**DATASET CONTENT:**

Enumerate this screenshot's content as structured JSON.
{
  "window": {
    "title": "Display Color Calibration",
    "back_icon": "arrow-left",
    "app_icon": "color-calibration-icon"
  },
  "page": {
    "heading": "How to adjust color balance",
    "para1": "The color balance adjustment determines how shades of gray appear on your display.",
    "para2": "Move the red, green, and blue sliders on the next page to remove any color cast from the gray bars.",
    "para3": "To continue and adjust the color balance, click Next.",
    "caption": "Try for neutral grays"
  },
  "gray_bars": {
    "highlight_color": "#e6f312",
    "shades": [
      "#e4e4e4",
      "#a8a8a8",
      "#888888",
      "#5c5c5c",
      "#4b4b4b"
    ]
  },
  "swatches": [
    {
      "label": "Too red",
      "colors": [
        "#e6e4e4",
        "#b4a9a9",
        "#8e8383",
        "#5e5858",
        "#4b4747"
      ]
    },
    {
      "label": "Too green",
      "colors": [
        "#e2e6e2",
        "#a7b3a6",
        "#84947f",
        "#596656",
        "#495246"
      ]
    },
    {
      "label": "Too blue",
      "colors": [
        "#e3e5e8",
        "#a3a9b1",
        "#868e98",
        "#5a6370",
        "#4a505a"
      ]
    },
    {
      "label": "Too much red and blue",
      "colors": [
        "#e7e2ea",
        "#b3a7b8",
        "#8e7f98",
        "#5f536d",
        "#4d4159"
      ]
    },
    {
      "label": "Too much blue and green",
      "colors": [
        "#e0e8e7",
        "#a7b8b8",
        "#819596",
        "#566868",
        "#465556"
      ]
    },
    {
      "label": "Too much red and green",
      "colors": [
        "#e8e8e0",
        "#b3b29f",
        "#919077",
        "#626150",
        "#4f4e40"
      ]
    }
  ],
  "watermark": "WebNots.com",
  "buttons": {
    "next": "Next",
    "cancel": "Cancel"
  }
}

**TO DO:** Write down only how many lines in the listing contain the word "page".

**THE RESPONSE:** 2